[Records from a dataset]
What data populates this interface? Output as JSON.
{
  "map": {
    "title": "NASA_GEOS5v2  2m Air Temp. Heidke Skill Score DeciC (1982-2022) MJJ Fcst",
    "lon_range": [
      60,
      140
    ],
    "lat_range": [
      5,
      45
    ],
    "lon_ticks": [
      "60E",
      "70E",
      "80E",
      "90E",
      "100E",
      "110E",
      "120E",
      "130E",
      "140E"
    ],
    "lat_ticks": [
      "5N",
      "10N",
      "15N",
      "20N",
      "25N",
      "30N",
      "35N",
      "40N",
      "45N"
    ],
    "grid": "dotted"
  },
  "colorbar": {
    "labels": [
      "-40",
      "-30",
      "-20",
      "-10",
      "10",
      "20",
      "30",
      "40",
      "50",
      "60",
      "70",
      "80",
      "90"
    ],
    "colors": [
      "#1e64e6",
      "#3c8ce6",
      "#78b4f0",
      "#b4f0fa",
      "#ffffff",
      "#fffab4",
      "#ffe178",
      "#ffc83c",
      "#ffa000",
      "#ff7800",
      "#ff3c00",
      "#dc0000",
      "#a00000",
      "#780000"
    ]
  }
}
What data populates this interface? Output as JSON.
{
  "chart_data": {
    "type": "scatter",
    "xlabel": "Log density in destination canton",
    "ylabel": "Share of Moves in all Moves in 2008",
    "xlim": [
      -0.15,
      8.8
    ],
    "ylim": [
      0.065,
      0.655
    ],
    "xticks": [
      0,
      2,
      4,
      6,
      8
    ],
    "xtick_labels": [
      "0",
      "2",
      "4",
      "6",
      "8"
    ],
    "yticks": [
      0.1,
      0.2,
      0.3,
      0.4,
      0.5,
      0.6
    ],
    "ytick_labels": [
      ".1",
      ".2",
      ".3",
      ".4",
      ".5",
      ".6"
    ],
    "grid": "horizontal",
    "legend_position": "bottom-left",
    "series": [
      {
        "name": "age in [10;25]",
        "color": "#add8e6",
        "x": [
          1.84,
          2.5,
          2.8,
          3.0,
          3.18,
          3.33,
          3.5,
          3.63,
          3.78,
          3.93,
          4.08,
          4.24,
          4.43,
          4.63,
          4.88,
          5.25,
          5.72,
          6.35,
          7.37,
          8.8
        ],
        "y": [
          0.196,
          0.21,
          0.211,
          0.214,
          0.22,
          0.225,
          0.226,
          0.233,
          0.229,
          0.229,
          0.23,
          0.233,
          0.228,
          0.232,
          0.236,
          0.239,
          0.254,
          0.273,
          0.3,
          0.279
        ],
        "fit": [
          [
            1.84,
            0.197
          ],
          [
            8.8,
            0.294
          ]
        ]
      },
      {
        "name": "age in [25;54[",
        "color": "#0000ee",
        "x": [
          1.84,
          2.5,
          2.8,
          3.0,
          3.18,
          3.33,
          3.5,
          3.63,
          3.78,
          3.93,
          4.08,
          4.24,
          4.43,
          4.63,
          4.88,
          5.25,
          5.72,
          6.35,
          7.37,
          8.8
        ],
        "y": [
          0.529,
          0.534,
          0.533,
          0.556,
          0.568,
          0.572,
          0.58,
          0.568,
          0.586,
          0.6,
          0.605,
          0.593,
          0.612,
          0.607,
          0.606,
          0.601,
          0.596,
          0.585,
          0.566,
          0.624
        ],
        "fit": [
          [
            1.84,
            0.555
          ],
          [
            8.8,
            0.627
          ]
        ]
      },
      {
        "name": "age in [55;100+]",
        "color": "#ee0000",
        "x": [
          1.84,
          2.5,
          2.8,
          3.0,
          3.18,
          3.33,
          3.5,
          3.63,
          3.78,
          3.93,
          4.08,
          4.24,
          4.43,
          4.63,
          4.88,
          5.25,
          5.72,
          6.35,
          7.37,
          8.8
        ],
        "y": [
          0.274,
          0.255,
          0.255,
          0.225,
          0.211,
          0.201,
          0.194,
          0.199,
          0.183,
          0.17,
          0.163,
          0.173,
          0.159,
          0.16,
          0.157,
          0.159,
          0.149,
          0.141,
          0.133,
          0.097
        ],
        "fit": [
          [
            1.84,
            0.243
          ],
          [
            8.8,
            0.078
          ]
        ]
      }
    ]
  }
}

Given instruction: Exact copies of all the records are required.

Task solution:
What data populates this interface? Output as JSON.
{
  "map": {
    "title": "NASA_GEOS5v2  2m Air Temp. Heidke Skill Score DeciC (1982-2022) MJJ Fcst",
    "lon_range": [
      60,
      140
    ],
    "lat_range": [
      5,
      45
    ],
    "lon_ticks": [
      "60E",
      "70E",
      "80E",
      "90E",
      "100E",
      "110E",
      "120E",
      "130E",
      "140E"
    ],
    "lat_ticks": [
      "5N",
      "10N",
      "15N",
      "20N",
      "25N",
      "30N",
      "35N",
      "40N",
      "45N"
    ],
    "grid": "dotted"
  },
  "colorbar": {
    "labels": [
      "-40",
      "-30",
      "-20",
      "-10",
      "10",
      "20",
      "30",
      "40",
      "50",
      "60",
      "70",
      "80",
      "90"
    ],
    "colors": [
      "#1e64e6",
      "#3c8ce6",
      "#78b4f0",
      "#b4f0fa",
      "#ffffff",
      "#fffab4",
      "#ffe178",
      "#ffc83c",
      "#ffa000",
      "#ff7800",
      "#ff3c00",
      "#dc0000",
      "#a00000",
      "#780000"
    ]
  }
}
What data populates this interface? Output as JSON.
{
  "chart_data": {
    "type": "scatter",
    "xlabel": "Log density in destination canton",
    "ylabel": "Share of Moves in all Moves in 2008",
    "xlim": [
      -0.15,
      8.8
    ],
    "ylim": [
      0.065,
      0.655
    ],
    "xticks": [
      0,
      2,
      4,
      6,
      8
    ],
    "xtick_labels": [
      "0",
      "2",
      "4",
      "6",
      "8"
    ],
    "yticks": [
      0.1,
      0.2,
      0.3,
      0.4,
      0.5,
      0.6
    ],
    "ytick_labels": [
      ".1",
      ".2",
      ".3",
      ".4",
      ".5",
      ".6"
    ],
    "grid": "horizontal",
    "legend_position": "bottom-left",
    "series": [
      {
        "name": "age in [10;25]",
        "color": "#add8e6",
        "x": [
          1.84,
          2.5,
          2.8,
          3.0,
          3.18,
          3.33,
          3.5,
          3.63,
          3.78,
          3.93,
          4.08,
          4.24,
          4.43,
          4.63,
          4.88,
          5.25,
          5.72,
          6.35,
          7.37,
          8.8
        ],
        "y": [
          0.196,
          0.21,
          0.211,
          0.214,
          0.22,
          0.225,
          0.226,
          0.233,
          0.229,
          0.229,
          0.23,
          0.233,
          0.228,
          0.232,
          0.236,
          0.239,
          0.254,
          0.273,
          0.3,
          0.279
        ],
        "fit": [
          [
            1.84,
            0.197
          ],
          [
            8.8,
            0.294
          ]
        ]
      },
      {
        "name": "age in [25;54[",
        "color": "#0000ee",
        "x": [
          1.84,
          2.5,
          2.8,
          3.0,
          3.18,
          3.33,
          3.5,
          3.63,
          3.78,
          3.93,
          4.08,
          4.24,
          4.43,
          4.63,
          4.88,
          5.25,
          5.72,
          6.35,
          7.37,
          8.8
        ],
        "y": [
          0.529,
          0.534,
          0.533,
          0.556,
          0.568,
          0.572,
          0.58,
          0.568,
          0.586,
          0.6,
          0.605,
          0.593,
          0.612,
          0.607,
          0.606,
          0.601,
          0.596,
          0.585,
          0.566,
          0.624
        ],
        "fit": [
          [
            1.84,
            0.555
          ],
          [
            8.8,
            0.627
          ]
        ]
      },
      {
        "name": "age in [55;100+]",
        "color": "#ee0000",
        "x": [
          1.84,
          2.5,
          2.8,
          3.0,
          3.18,
          3.33,
          3.5,
          3.63,
          3.78,
          3.93,
          4.08,
          4.24,
          4.43,
          4.63,
          4.88,
          5.25,
          5.72,
          6.35,
          7.37,
          8.8
        ],
        "y": [
          0.274,
          0.255,
          0.255,
          0.225,
          0.211,
          0.201,
          0.194,
          0.199,
          0.183,
          0.17,
          0.163,
          0.173,
          0.159,
          0.16,
          0.157,
          0.159,
          0.149,
          0.141,
          0.133,
          0.097
        ],
        "fit": [
          [
            1.84,
            0.243
          ],
          [
            8.8,
            0.078
          ]
        ]
      }
    ]
  }
}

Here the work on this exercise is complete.